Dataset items
· · · · ·

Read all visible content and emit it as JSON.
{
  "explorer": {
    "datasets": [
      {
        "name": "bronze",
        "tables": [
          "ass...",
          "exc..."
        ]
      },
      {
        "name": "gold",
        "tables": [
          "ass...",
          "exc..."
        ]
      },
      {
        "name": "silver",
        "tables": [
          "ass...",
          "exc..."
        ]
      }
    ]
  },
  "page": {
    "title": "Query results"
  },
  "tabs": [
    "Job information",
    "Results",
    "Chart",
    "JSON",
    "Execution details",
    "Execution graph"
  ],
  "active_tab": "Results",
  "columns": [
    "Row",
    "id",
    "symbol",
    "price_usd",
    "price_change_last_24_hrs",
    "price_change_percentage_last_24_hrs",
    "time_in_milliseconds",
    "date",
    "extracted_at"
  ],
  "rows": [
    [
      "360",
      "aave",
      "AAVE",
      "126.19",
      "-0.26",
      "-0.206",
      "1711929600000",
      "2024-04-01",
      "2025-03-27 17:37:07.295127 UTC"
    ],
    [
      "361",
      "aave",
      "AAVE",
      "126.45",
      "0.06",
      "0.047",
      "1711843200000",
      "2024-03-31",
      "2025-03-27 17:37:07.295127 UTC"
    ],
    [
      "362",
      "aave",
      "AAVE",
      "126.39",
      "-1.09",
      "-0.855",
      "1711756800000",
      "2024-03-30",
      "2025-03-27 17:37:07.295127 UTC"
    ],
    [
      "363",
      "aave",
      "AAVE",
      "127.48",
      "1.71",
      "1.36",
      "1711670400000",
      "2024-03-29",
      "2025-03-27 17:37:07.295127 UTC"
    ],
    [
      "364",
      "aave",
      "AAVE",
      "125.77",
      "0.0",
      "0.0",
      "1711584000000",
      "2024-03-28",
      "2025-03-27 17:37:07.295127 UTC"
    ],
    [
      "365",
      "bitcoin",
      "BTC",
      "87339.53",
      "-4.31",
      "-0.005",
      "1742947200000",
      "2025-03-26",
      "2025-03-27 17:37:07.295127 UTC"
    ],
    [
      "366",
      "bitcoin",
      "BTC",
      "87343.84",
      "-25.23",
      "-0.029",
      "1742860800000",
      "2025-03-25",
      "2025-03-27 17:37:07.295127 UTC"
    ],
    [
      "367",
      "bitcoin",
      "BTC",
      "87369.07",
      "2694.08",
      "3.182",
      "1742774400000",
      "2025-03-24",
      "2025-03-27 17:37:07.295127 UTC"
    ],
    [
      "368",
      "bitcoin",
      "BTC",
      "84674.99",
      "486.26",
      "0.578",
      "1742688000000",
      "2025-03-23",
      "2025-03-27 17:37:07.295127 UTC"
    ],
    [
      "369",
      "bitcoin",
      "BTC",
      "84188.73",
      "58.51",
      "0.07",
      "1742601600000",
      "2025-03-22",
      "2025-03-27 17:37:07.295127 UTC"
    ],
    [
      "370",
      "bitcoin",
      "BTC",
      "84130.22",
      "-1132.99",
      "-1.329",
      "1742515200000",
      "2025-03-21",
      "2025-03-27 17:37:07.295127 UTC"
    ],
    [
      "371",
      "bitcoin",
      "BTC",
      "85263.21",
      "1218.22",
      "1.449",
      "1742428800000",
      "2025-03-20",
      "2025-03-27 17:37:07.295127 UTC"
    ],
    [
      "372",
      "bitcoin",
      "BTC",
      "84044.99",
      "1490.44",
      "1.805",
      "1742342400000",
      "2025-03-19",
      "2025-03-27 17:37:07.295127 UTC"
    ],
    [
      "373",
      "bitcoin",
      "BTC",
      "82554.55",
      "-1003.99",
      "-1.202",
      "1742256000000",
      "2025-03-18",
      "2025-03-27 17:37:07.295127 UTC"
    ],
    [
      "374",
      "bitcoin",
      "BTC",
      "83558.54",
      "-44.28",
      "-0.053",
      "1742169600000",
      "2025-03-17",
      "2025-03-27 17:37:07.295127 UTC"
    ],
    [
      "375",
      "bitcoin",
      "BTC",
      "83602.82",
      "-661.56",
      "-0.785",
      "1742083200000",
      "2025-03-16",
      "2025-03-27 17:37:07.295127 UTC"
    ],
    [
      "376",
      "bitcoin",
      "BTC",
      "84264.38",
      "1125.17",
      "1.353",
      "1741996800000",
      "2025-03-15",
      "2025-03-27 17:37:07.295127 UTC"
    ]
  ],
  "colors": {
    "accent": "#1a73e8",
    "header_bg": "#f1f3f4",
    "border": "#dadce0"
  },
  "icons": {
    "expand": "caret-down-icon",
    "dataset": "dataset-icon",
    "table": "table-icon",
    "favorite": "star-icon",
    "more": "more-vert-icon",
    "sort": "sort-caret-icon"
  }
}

· · · · ·

_THE PROBLEM_
Extract the complete listing verbatim.

_ANSWER TO THIS TASK_
Read all visible content and emit it as JSON.
{
  "explorer": {
    "datasets": [
      {
        "name": "bronze",
        "tables": [
          "ass...",
          "exc..."
        ]
      },
      {
        "name": "gold",
        "tables": [
          "ass...",
          "exc..."
        ]
      },
      {
        "name": "silver",
        "tables": [
          "ass...",
          "exc..."
        ]
      }
    ]
  },
  "page": {
    "title": "Query results"
  },
  "tabs": [
    "Job information",
    "Results",
    "Chart",
    "JSON",
    "Execution details",
    "Execution graph"
  ],
  "active_tab": "Results",
  "columns": [
    "Row",
    "id",
    "symbol",
    "price_usd",
    "price_change_last_24_hrs",
    "price_change_percentage_last_24_hrs",
    "time_in_milliseconds",
    "date",
    "extracted_at"
  ],
  "rows": [
    [
      "360",
      "aave",
      "AAVE",
      "126.19",
      "-0.26",
      "-0.206",
      "1711929600000",
      "2024-04-01",
      "2025-03-27 17:37:07.295127 UTC"
    ],
    [
      "361",
      "aave",
      "AAVE",
      "126.45",
      "0.06",
      "0.047",
      "1711843200000",
      "2024-03-31",
      "2025-03-27 17:37:07.295127 UTC"
    ],
    [
      "362",
      "aave",
      "AAVE",
      "126.39",
      "-1.09",
      "-0.855",
      "1711756800000",
      "2024-03-30",
      "2025-03-27 17:37:07.295127 UTC"
    ],
    [
      "363",
      "aave",
      "AAVE",
      "127.48",
      "1.71",
      "1.36",
      "1711670400000",
      "2024-03-29",
      "2025-03-27 17:37:07.295127 UTC"
    ],
    [
      "364",
      "aave",
      "AAVE",
      "125.77",
      "0.0",
      "0.0",
      "1711584000000",
      "2024-03-28",
      "2025-03-27 17:37:07.295127 UTC"
    ],
    [
      "365",
      "bitcoin",
      "BTC",
      "87339.53",
      "-4.31",
      "-0.005",
      "1742947200000",
      "2025-03-26",
      "2025-03-27 17:37:07.295127 UTC"
    ],
    [
      "366",
      "bitcoin",
      "BTC",
      "87343.84",
      "-25.23",
      "-0.029",
      "1742860800000",
      "2025-03-25",
      "2025-03-27 17:37:07.295127 UTC"
    ],
    [
      "367",
      "bitcoin",
      "BTC",
      "87369.07",
      "2694.08",
      "3.182",
      "1742774400000",
      "2025-03-24",
      "2025-03-27 17:37:07.295127 UTC"
    ],
    [
      "368",
      "bitcoin",
      "BTC",
      "84674.99",
      "486.26",
      "0.578",
      "1742688000000",
      "2025-03-23",
      "2025-03-27 17:37:07.295127 UTC"
    ],
    [
      "369",
      "bitcoin",
      "BTC",
      "84188.73",
      "58.51",
      "0.07",
      "1742601600000",
      "2025-03-22",
      "2025-03-27 17:37:07.295127 UTC"
    ],
    [
      "370",
      "bitcoin",
      "BTC",
      "84130.22",
      "-1132.99",
      "-1.329",
      "1742515200000",
      "2025-03-21",
      "2025-03-27 17:37:07.295127 UTC"
    ],
    [
      "371",
      "bitcoin",
      "BTC",
      "85263.21",
      "1218.22",
      "1.449",
      "1742428800000",
      "2025-03-20",
      "2025-03-27 17:37:07.295127 UTC"
    ],
    [
      "372",
      "bitcoin",
      "BTC",
      "84044.99",
      "1490.44",
      "1.805",
      "1742342400000",
      "2025-03-19",
      "2025-03-27 17:37:07.295127 UTC"
    ],
    [
      "373",
      "bitcoin",
      "BTC",
      "82554.55",
      "-1003.99",
      "-1.202",
      "1742256000000",
      "2025-03-18",
      "2025-03-27 17:37:07.295127 UTC"
    ],
    [
      "374",
      "bitcoin",
      "BTC",
      "83558.54",
      "-44.28",
      "-0.053",
      "1742169600000",
      "2025-03-17",
      "2025-03-27 17:37:07.295127 UTC"
    ],
    [
      "375",
      "bitcoin",
      "BTC",
      "83602.82",
      "-661.56",
      "-0.785",
      "1742083200000",
      "2025-03-16",
      "2025-03-27 17:37:07.295127 UTC"
    ],
    [
      "376",
      "bitcoin",
      "BTC",
      "84264.38",
      "1125.17",
      "1.353",
      "1741996800000",
      "2025-03-15",
      "2025-03-27 17:37:07.295127 UTC"
    ]
  ],
  "colors": {
    "accent": "#1a73e8",
    "header_bg": "#f1f3f4",
    "border": "#dadce0"
  },
  "icons": {
    "expand": "caret-down-icon",
    "dataset": "dataset-icon",
    "table": "table-icon",
    "favorite": "star-icon",
    "more": "more-vert-icon",
    "sort": "sort-caret-icon"
  }
}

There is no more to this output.